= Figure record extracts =
☆ ☆ ☆

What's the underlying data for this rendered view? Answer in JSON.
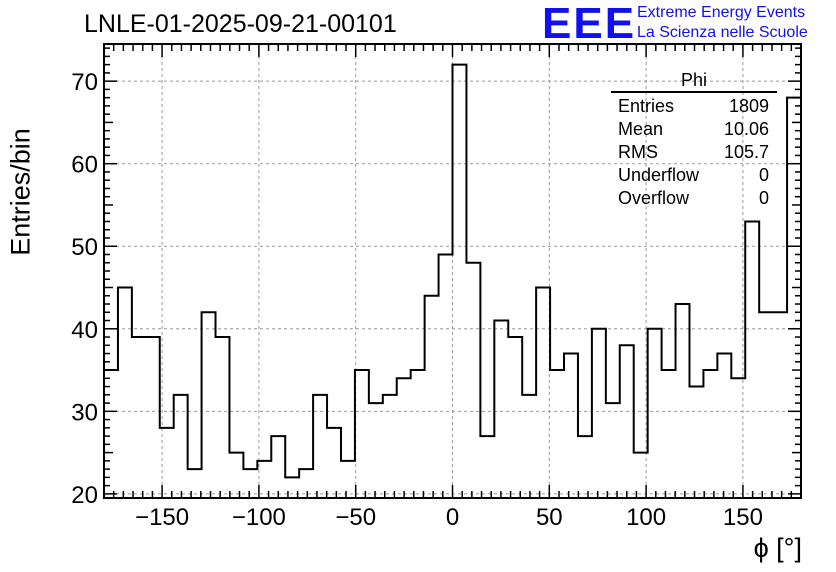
{
  "plot_title": "LNLE-01-2025-09-21-00101",
  "logo": {
    "letters": "EEE",
    "line1": "Extreme Energy Events",
    "line2": "La Scienza nelle Scuole",
    "color": "#1010f0"
  },
  "stats_box": {
    "title": "Phi",
    "rows": [
      {
        "label": "Entries",
        "value": "1809"
      },
      {
        "label": "Mean",
        "value": "10.06"
      },
      {
        "label": "RMS",
        "value": "105.7"
      },
      {
        "label": "Underflow",
        "value": "0"
      },
      {
        "label": "Overflow",
        "value": "0"
      }
    ]
  },
  "chart_data": {
    "type": "histogram",
    "title": "LNLE-01-2025-09-21-00101",
    "xlabel": "ϕ [°]",
    "ylabel": "Entries/bin",
    "xlim": [
      -180,
      180
    ],
    "ylim": [
      19.5,
      74.5
    ],
    "grid": true,
    "bin_width": 7.2,
    "xticks": [
      -150,
      -100,
      -50,
      0,
      50,
      100,
      150
    ],
    "xtick_labels": [
      "−150",
      "−100",
      "−50",
      "0",
      "50",
      "100",
      "150"
    ],
    "yticks": [
      20,
      30,
      40,
      50,
      60,
      70
    ],
    "ytick_labels": [
      "20",
      "30",
      "40",
      "50",
      "60",
      "70"
    ],
    "values": [
      35,
      45,
      39,
      39,
      28,
      32,
      23,
      42,
      39,
      25,
      23,
      24,
      27,
      22,
      23,
      32,
      28,
      24,
      35,
      31,
      32,
      34,
      35,
      44,
      49,
      72,
      48,
      27,
      41,
      39,
      32,
      45,
      35,
      37,
      27,
      40,
      31,
      38,
      25,
      40,
      35,
      43,
      33,
      35,
      37,
      34,
      53,
      42,
      42,
      68
    ]
  }
}
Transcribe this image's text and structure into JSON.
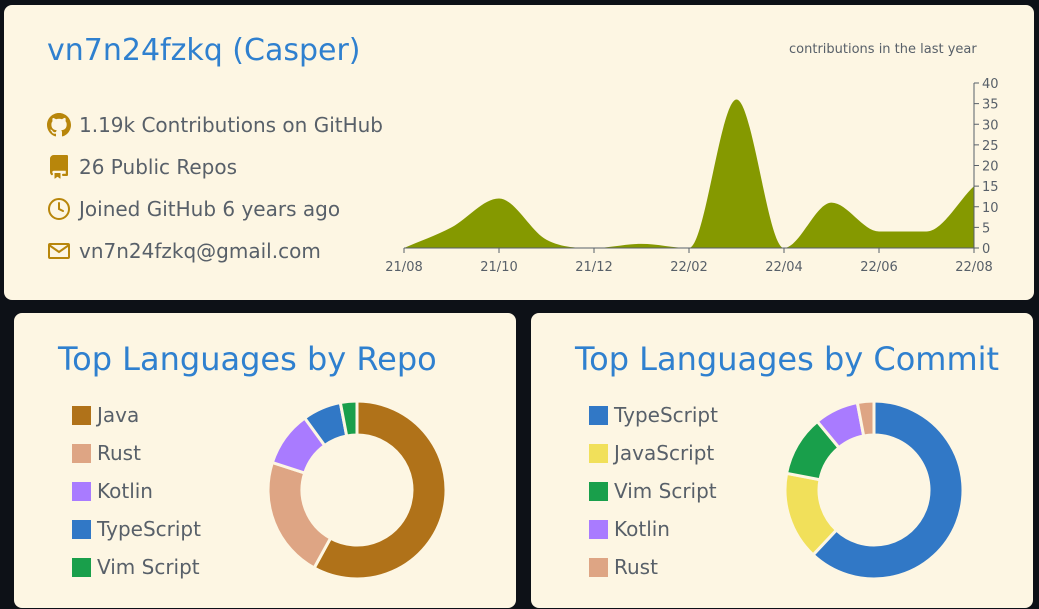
{
  "profile": {
    "title": "vn7n24fzkq (Casper)",
    "stats": [
      {
        "icon": "github-icon",
        "text": "1.19k Contributions on GitHub"
      },
      {
        "icon": "repo-icon",
        "text": "26 Public Repos"
      },
      {
        "icon": "clock-icon",
        "text": "Joined GitHub 6 years ago"
      },
      {
        "icon": "mail-icon",
        "text": "vn7n24fzkq@gmail.com"
      }
    ],
    "icon_color": "#b8860b"
  },
  "contributions": {
    "label": "contributions in the last year",
    "color": "#859900"
  },
  "repo_languages": {
    "title": "Top Languages by Repo"
  },
  "commit_languages": {
    "title": "Top Languages by Commit"
  },
  "chart_data": [
    {
      "type": "area",
      "title": "contributions in the last year",
      "x": [
        "21/08",
        "21/09",
        "21/10",
        "21/11",
        "21/12",
        "22/01",
        "22/02",
        "22/03",
        "22/04",
        "22/05",
        "22/06",
        "22/07",
        "22/08"
      ],
      "values": [
        0,
        5,
        12,
        2,
        0,
        1,
        0,
        36,
        0,
        11,
        4,
        4,
        15
      ],
      "x_tick_labels": [
        "21/08",
        "21/10",
        "21/12",
        "22/02",
        "22/04",
        "22/06",
        "22/08"
      ],
      "y_ticks": [
        0,
        5,
        10,
        15,
        20,
        25,
        30,
        35,
        40
      ],
      "ylim": [
        0,
        40
      ],
      "grid": false,
      "color": "#859900"
    },
    {
      "type": "pie",
      "title": "Top Languages by Repo",
      "categories": [
        "Java",
        "Rust",
        "Kotlin",
        "TypeScript",
        "Vim Script"
      ],
      "values": [
        58,
        22,
        10,
        7,
        3
      ],
      "colors": [
        "#b07219",
        "#dea584",
        "#a97bff",
        "#3178c6",
        "#199f4b"
      ],
      "legend": "left"
    },
    {
      "type": "pie",
      "title": "Top Languages by Commit",
      "categories": [
        "TypeScript",
        "JavaScript",
        "Vim Script",
        "Kotlin",
        "Rust"
      ],
      "values": [
        62,
        16,
        11,
        8,
        3
      ],
      "colors": [
        "#3178c6",
        "#f1e05a",
        "#199f4b",
        "#a97bff",
        "#dea584"
      ],
      "legend": "left"
    }
  ]
}
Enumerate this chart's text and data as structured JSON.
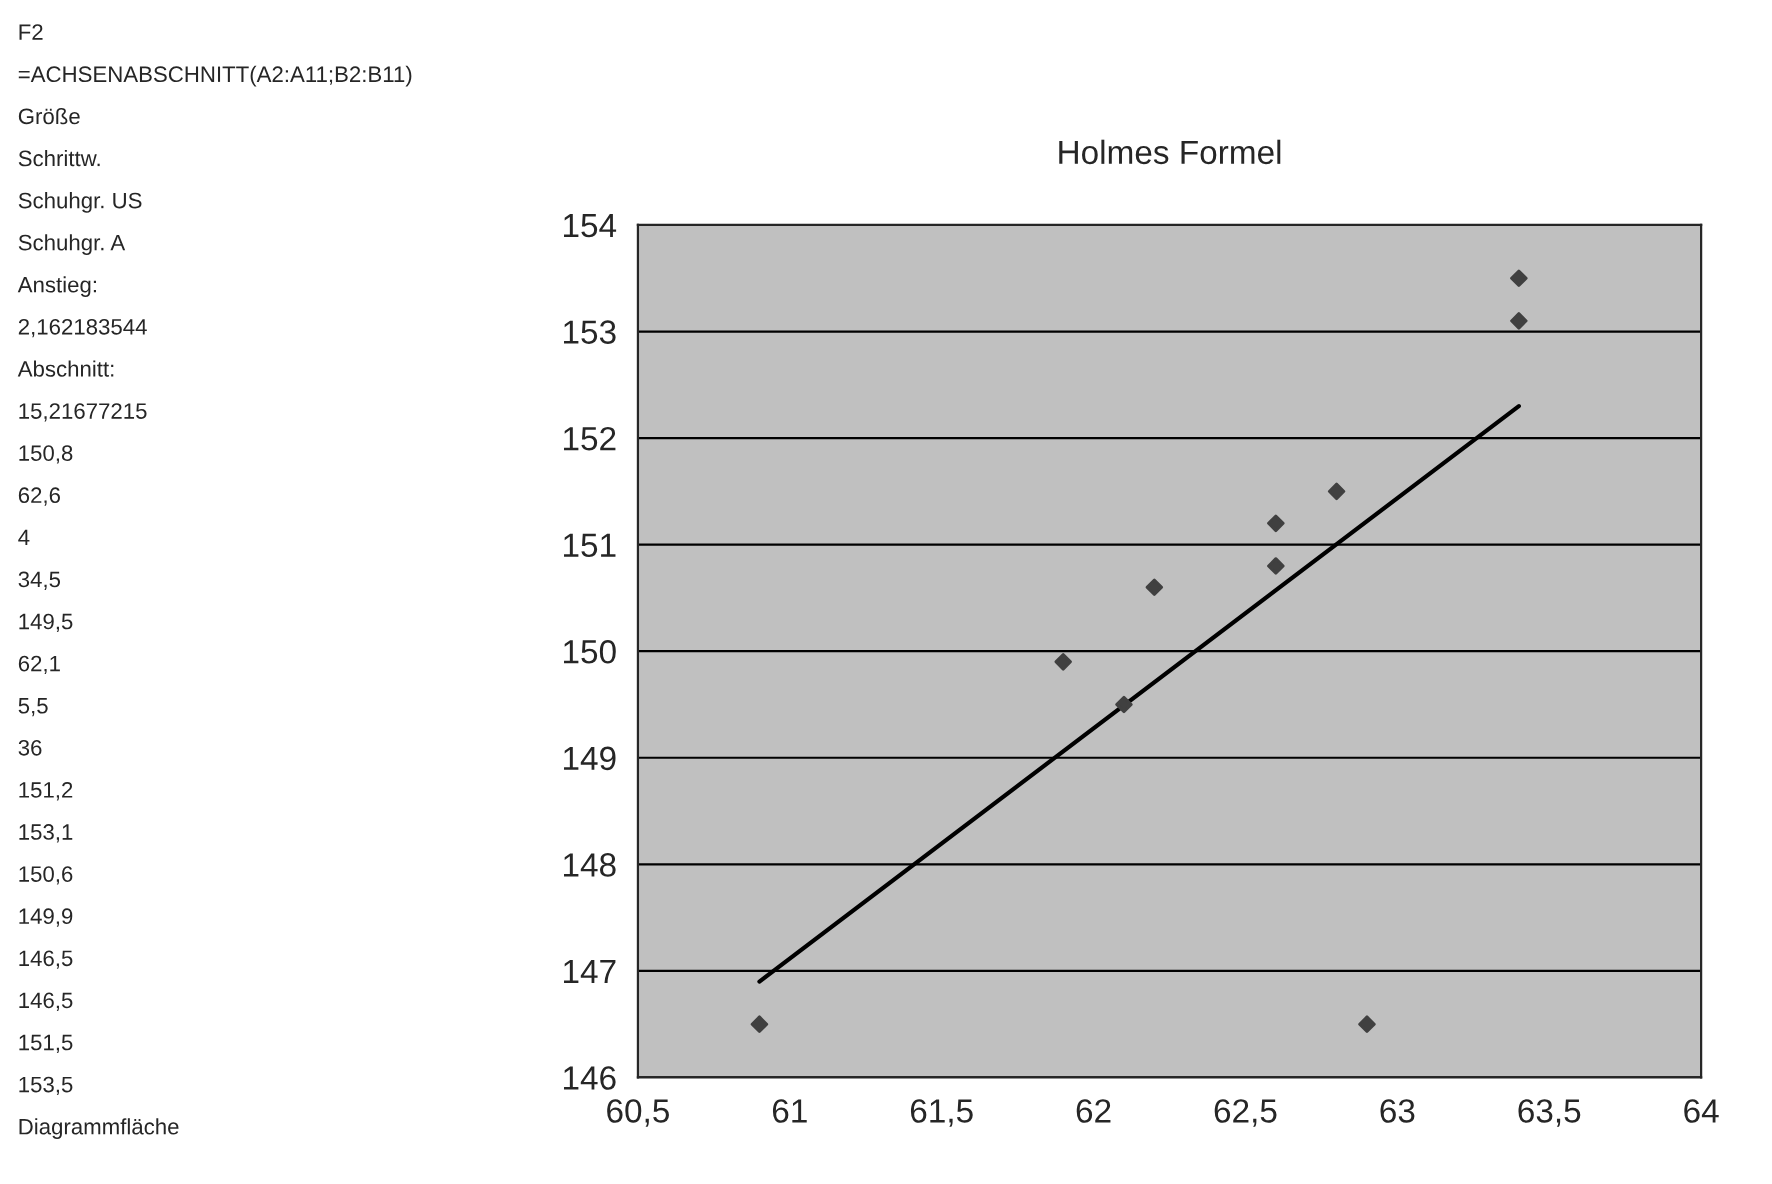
{
  "chart_data": {
    "type": "scatter",
    "title": "Holmes Formel",
    "series": [
      {
        "color": "#404040",
        "marker": "diamond",
        "x": [
          60.9,
          61.9,
          62.1,
          62.2,
          62.6,
          62.6,
          62.8,
          62.9,
          63.4,
          63.4
        ],
        "values": [
          146.5,
          149.9,
          149.5,
          150.6,
          150.8,
          151.2,
          151.5,
          146.5,
          153.1,
          153.5
        ]
      },
      {
        "type": "line",
        "color": "#000000",
        "x": [
          60.9,
          63.4
        ],
        "values": [
          146.9,
          152.3
        ]
      }
    ],
    "xlim": [
      60.5,
      64
    ],
    "xticks": [
      {
        "value": 60.5,
        "label": "60,5"
      },
      61,
      {
        "value": 61.5,
        "label": "61,5"
      },
      62,
      {
        "value": 62.5,
        "label": "62,5"
      },
      63,
      {
        "value": 63.5,
        "label": "63,5"
      },
      64
    ],
    "ylim": [
      146,
      154
    ],
    "yticks": [
      146,
      147,
      148,
      149,
      150,
      151,
      152,
      153,
      154
    ],
    "grid": "y",
    "annotations": [
      "F2",
      "=ACHSENABSCHNITT(A2:A11;B2:B11)",
      "Größe",
      "Schrittw.",
      "Schuhgr. US",
      "Schuhgr. A",
      "Anstieg:",
      "2,162183544",
      "Abschnitt:",
      "15,21677215",
      "150,8",
      "62,6",
      "4",
      "34,5",
      "149,5",
      "62,1",
      "5,5",
      "36",
      "151,2",
      "153,1",
      "150,6",
      "149,9",
      "146,5",
      "146,5",
      "151,5",
      "153,5",
      "Diagrammfläche"
    ]
  }
}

☆ ☆ ☆

= SET EXERCISE =
Say how many lines of the listing above contain "this", with no other words.

= TASK OUTPUT =
3